• **PROBLEM DETAILS**
Quote every line of the material beneath this one.

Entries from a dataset
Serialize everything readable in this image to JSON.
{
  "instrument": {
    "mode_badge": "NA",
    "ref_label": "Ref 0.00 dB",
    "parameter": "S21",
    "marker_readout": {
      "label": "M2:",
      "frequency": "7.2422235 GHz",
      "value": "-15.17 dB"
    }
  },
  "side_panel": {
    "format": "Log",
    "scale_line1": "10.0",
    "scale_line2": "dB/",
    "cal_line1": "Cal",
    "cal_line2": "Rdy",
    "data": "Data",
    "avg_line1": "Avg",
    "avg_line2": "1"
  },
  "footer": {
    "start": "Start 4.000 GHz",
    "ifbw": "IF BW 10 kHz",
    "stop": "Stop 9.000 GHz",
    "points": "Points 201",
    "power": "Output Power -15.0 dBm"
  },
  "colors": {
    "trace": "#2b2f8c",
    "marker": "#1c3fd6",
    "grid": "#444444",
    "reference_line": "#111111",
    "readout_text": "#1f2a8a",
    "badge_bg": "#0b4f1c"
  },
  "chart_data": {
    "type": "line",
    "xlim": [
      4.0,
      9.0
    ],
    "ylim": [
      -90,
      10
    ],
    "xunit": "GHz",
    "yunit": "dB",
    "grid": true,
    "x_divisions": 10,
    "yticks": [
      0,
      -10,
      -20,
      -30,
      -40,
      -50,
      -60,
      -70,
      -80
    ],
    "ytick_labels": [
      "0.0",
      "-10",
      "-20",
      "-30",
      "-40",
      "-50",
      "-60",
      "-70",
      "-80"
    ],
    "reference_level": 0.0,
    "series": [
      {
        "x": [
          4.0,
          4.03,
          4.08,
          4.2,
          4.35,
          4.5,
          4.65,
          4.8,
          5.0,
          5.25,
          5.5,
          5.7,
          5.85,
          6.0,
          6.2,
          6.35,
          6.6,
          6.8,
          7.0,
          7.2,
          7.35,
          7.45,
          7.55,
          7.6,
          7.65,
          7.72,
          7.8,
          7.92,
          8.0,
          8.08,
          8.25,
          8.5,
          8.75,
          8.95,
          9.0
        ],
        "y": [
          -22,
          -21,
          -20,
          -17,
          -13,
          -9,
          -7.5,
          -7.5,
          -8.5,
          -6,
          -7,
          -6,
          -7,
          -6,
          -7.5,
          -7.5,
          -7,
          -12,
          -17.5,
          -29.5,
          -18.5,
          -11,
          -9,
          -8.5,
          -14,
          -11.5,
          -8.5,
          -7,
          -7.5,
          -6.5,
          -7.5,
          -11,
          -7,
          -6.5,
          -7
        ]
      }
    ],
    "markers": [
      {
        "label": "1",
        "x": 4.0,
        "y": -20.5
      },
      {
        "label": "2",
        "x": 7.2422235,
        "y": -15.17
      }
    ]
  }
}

• **EXERCISE RESULT**
Serialize everything readable in this image to JSON.
{
  "instrument": {
    "mode_badge": "NA",
    "ref_label": "Ref 0.00 dB",
    "parameter": "S21",
    "marker_readout": {
      "label": "M2:",
      "frequency": "7.2422235 GHz",
      "value": "-15.17 dB"
    }
  },
  "side_panel": {
    "format": "Log",
    "scale_line1": "10.0",
    "scale_line2": "dB/",
    "cal_line1": "Cal",
    "cal_line2": "Rdy",
    "data": "Data",
    "avg_line1": "Avg",
    "avg_line2": "1"
  },
  "footer": {
    "start": "Start 4.000 GHz",
    "ifbw": "IF BW 10 kHz",
    "stop": "Stop 9.000 GHz",
    "points": "Points 201",
    "power": "Output Power -15.0 dBm"
  },
  "colors": {
    "trace": "#2b2f8c",
    "marker": "#1c3fd6",
    "grid": "#444444",
    "reference_line": "#111111",
    "readout_text": "#1f2a8a",
    "badge_bg": "#0b4f1c"
  },
  "chart_data": {
    "type": "line",
    "xlim": [
      4.0,
      9.0
    ],
    "ylim": [
      -90,
      10
    ],
    "xunit": "GHz",
    "yunit": "dB",
    "grid": true,
    "x_divisions": 10,
    "yticks": [
      0,
      -10,
      -20,
      -30,
      -40,
      -50,
      -60,
      -70,
      -80
    ],
    "ytick_labels": [
      "0.0",
      "-10",
      "-20",
      "-30",
      "-40",
      "-50",
      "-60",
      "-70",
      "-80"
    ],
    "reference_level": 0.0,
    "series": [
      {
        "x": [
          4.0,
          4.03,
          4.08,
          4.2,
          4.35,
          4.5,
          4.65,
          4.8,
          5.0,
          5.25,
          5.5,
          5.7,
          5.85,
          6.0,
          6.2,
          6.35,
          6.6,
          6.8,
          7.0,
          7.2,
          7.35,
          7.45,
          7.55,
          7.6,
          7.65,
          7.72,
          7.8,
          7.92,
          8.0,
          8.08,
          8.25,
          8.5,
          8.75,
          8.95,
          9.0
        ],
        "y": [
          -22,
          -21,
          -20,
          -17,
          -13,
          -9,
          -7.5,
          -7.5,
          -8.5,
          -6,
          -7,
          -6,
          -7,
          -6,
          -7.5,
          -7.5,
          -7,
          -12,
          -17.5,
          -29.5,
          -18.5,
          -11,
          -9,
          -8.5,
          -14,
          -11.5,
          -8.5,
          -7,
          -7.5,
          -6.5,
          -7.5,
          -11,
          -7,
          -6.5,
          -7
        ]
      }
    ],
    "markers": [
      {
        "label": "1",
        "x": 4.0,
        "y": -20.5
      },
      {
        "label": "2",
        "x": 7.2422235,
        "y": -15.17
      }
    ]
  }
}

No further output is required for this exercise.